## WRITTEN INSTRUCTION
Reproduce all of the material word for word.

## SUPPLIED RECORDS
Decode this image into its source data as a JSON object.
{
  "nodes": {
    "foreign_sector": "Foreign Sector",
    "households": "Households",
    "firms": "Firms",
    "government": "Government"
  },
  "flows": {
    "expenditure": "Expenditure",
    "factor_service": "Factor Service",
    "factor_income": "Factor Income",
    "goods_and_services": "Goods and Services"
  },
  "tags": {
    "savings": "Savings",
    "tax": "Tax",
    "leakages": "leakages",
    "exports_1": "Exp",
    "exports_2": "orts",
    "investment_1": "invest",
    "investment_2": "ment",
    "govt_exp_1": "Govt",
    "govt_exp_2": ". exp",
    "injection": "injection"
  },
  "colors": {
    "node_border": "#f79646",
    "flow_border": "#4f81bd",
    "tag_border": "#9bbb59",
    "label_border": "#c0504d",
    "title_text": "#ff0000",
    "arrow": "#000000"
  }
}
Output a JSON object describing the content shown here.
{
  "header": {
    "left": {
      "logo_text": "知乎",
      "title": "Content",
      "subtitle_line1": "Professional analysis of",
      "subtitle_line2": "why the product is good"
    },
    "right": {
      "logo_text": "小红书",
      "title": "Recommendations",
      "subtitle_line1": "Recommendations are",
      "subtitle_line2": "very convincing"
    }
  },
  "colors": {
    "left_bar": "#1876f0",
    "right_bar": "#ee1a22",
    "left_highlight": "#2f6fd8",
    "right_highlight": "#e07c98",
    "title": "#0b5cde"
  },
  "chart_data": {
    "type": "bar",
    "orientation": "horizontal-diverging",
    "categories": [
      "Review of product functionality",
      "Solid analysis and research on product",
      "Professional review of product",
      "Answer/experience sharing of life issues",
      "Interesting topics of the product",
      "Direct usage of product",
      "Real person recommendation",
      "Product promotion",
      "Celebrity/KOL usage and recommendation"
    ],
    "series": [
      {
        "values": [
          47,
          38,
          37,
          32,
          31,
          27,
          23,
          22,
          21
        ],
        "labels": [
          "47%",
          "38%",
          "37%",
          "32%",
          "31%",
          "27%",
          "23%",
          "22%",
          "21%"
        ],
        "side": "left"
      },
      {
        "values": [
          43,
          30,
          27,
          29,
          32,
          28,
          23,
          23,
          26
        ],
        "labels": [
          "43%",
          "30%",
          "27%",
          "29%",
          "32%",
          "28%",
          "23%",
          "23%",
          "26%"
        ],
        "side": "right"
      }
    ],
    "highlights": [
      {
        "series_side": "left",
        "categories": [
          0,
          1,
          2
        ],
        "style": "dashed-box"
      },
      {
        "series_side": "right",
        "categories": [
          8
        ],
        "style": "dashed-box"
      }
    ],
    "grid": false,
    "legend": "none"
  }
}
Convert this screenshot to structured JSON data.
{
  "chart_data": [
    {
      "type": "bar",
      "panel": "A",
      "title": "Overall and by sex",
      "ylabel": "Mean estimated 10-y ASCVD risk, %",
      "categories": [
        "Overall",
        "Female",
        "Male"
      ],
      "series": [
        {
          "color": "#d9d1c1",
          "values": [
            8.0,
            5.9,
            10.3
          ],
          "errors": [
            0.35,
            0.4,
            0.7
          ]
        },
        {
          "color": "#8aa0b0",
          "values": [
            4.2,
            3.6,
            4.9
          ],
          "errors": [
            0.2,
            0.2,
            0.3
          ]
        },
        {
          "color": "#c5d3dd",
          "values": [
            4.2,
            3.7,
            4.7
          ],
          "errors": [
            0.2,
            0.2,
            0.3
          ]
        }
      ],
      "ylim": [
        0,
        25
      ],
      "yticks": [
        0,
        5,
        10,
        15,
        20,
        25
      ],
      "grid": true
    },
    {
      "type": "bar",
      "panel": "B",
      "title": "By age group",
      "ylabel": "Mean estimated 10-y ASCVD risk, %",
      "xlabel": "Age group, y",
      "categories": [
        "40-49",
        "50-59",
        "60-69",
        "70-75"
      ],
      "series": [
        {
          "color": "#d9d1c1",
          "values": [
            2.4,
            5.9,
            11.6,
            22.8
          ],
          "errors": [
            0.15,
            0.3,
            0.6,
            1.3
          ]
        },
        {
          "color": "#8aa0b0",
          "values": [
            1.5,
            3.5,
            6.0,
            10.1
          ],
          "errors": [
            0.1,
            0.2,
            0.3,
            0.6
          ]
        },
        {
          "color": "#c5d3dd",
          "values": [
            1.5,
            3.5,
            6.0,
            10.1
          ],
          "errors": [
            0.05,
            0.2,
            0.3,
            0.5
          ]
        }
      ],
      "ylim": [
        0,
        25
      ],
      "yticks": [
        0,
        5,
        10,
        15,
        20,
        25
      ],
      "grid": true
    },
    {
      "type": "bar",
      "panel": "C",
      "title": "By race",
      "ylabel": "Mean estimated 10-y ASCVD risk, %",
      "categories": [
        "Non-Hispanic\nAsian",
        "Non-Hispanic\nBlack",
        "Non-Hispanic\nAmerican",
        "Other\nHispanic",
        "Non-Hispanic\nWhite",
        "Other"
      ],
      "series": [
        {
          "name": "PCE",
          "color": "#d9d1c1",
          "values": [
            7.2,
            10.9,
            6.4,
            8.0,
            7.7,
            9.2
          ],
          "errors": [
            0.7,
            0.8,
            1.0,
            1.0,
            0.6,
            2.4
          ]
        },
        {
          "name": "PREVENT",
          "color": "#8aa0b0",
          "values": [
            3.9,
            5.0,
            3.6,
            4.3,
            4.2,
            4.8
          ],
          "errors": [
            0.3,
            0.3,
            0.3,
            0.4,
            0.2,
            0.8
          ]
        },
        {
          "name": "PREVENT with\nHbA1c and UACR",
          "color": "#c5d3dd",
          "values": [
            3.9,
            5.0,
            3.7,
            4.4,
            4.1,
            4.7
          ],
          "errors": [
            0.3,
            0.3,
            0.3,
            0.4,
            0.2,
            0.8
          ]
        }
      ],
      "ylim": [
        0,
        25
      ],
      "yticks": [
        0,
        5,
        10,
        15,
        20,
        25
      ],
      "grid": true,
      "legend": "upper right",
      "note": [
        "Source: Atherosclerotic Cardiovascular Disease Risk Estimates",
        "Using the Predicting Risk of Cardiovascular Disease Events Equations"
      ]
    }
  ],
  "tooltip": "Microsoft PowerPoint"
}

## EXERCISE RESULT
Decode this image into its source data as a JSON object.
{
  "nodes": {
    "foreign_sector": "Foreign Sector",
    "households": "Households",
    "firms": "Firms",
    "government": "Government"
  },
  "flows": {
    "expenditure": "Expenditure",
    "factor_service": "Factor Service",
    "factor_income": "Factor Income",
    "goods_and_services": "Goods and Services"
  },
  "tags": {
    "savings": "Savings",
    "tax": "Tax",
    "leakages": "leakages",
    "exports_1": "Exp",
    "exports_2": "orts",
    "investment_1": "invest",
    "investment_2": "ment",
    "govt_exp_1": "Govt",
    "govt_exp_2": ". exp",
    "injection": "injection"
  },
  "colors": {
    "node_border": "#f79646",
    "flow_border": "#4f81bd",
    "tag_border": "#9bbb59",
    "label_border": "#c0504d",
    "title_text": "#ff0000",
    "arrow": "#000000"
  }
}
Output a JSON object describing the content shown here.
{
  "header": {
    "left": {
      "logo_text": "知乎",
      "title": "Content",
      "subtitle_line1": "Professional analysis of",
      "subtitle_line2": "why the product is good"
    },
    "right": {
      "logo_text": "小红书",
      "title": "Recommendations",
      "subtitle_line1": "Recommendations are",
      "subtitle_line2": "very convincing"
    }
  },
  "colors": {
    "left_bar": "#1876f0",
    "right_bar": "#ee1a22",
    "left_highlight": "#2f6fd8",
    "right_highlight": "#e07c98",
    "title": "#0b5cde"
  },
  "chart_data": {
    "type": "bar",
    "orientation": "horizontal-diverging",
    "categories": [
      "Review of product functionality",
      "Solid analysis and research on product",
      "Professional review of product",
      "Answer/experience sharing of life issues",
      "Interesting topics of the product",
      "Direct usage of product",
      "Real person recommendation",
      "Product promotion",
      "Celebrity/KOL usage and recommendation"
    ],
    "series": [
      {
        "values": [
          47,
          38,
          37,
          32,
          31,
          27,
          23,
          22,
          21
        ],
        "labels": [
          "47%",
          "38%",
          "37%",
          "32%",
          "31%",
          "27%",
          "23%",
          "22%",
          "21%"
        ],
        "side": "left"
      },
      {
        "values": [
          43,
          30,
          27,
          29,
          32,
          28,
          23,
          23,
          26
        ],
        "labels": [
          "43%",
          "30%",
          "27%",
          "29%",
          "32%",
          "28%",
          "23%",
          "23%",
          "26%"
        ],
        "side": "right"
      }
    ],
    "highlights": [
      {
        "series_side": "left",
        "categories": [
          0,
          1,
          2
        ],
        "style": "dashed-box"
      },
      {
        "series_side": "right",
        "categories": [
          8
        ],
        "style": "dashed-box"
      }
    ],
    "grid": false,
    "legend": "none"
  }
}
Convert this screenshot to structured JSON data.
{
  "chart_data": [
    {
      "type": "bar",
      "panel": "A",
      "title": "Overall and by sex",
      "ylabel": "Mean estimated 10-y ASCVD risk, %",
      "categories": [
        "Overall",
        "Female",
        "Male"
      ],
      "series": [
        {
          "color": "#d9d1c1",
          "values": [
            8.0,
            5.9,
            10.3
          ],
          "errors": [
            0.35,
            0.4,
            0.7
          ]
        },
        {
          "color": "#8aa0b0",
          "values": [
            4.2,
            3.6,
            4.9
          ],
          "errors": [
            0.2,
            0.2,
            0.3
          ]
        },
        {
          "color": "#c5d3dd",
          "values": [
            4.2,
            3.7,
            4.7
          ],
          "errors": [
            0.2,
            0.2,
            0.3
          ]
        }
      ],
      "ylim": [
        0,
        25
      ],
      "yticks": [
        0,
        5,
        10,
        15,
        20,
        25
      ],
      "grid": true
    },
    {
      "type": "bar",
      "panel": "B",
      "title": "By age group",
      "ylabel": "Mean estimated 10-y ASCVD risk, %",
      "xlabel": "Age group, y",
      "categories": [
        "40-49",
        "50-59",
        "60-69",
        "70-75"
      ],
      "series": [
        {
          "color": "#d9d1c1",
          "values": [
            2.4,
            5.9,
            11.6,
            22.8
          ],
          "errors": [
            0.15,
            0.3,
            0.6,
            1.3
          ]
        },
        {
          "color": "#8aa0b0",
          "values": [
            1.5,
            3.5,
            6.0,
            10.1
          ],
          "errors": [
            0.1,
            0.2,
            0.3,
            0.6
          ]
        },
        {
          "color": "#c5d3dd",
          "values": [
            1.5,
            3.5,
            6.0,
            10.1
          ],
          "errors": [
            0.05,
            0.2,
            0.3,
            0.5
          ]
        }
      ],
      "ylim": [
        0,
        25
      ],
      "yticks": [
        0,
        5,
        10,
        15,
        20,
        25
      ],
      "grid": true
    },
    {
      "type": "bar",
      "panel": "C",
      "title": "By race",
      "ylabel": "Mean estimated 10-y ASCVD risk, %",
      "categories": [
        "Non-Hispanic\nAsian",
        "Non-Hispanic\nBlack",
        "Non-Hispanic\nAmerican",
        "Other\nHispanic",
        "Non-Hispanic\nWhite",
        "Other"
      ],
      "series": [
        {
          "name": "PCE",
          "color": "#d9d1c1",
          "values": [
            7.2,
            10.9,
            6.4,
            8.0,
            7.7,
            9.2
          ],
          "errors": [
            0.7,
            0.8,
            1.0,
            1.0,
            0.6,
            2.4
          ]
        },
        {
          "name": "PREVENT",
          "color": "#8aa0b0",
          "values": [
            3.9,
            5.0,
            3.6,
            4.3,
            4.2,
            4.8
          ],
          "errors": [
            0.3,
            0.3,
            0.3,
            0.4,
            0.2,
            0.8
          ]
        },
        {
          "name": "PREVENT with\nHbA1c and UACR",
          "color": "#c5d3dd",
          "values": [
            3.9,
            5.0,
            3.7,
            4.4,
            4.1,
            4.7
          ],
          "errors": [
            0.3,
            0.3,
            0.3,
            0.4,
            0.2,
            0.8
          ]
        }
      ],
      "ylim": [
        0,
        25
      ],
      "yticks": [
        0,
        5,
        10,
        15,
        20,
        25
      ],
      "grid": true,
      "legend": "upper right",
      "note": [
        "Source: Atherosclerotic Cardiovascular Disease Risk Estimates",
        "Using the Predicting Risk of Cardiovascular Disease Events Equations"
      ]
    }
  ],
  "tooltip": "Microsoft PowerPoint"
}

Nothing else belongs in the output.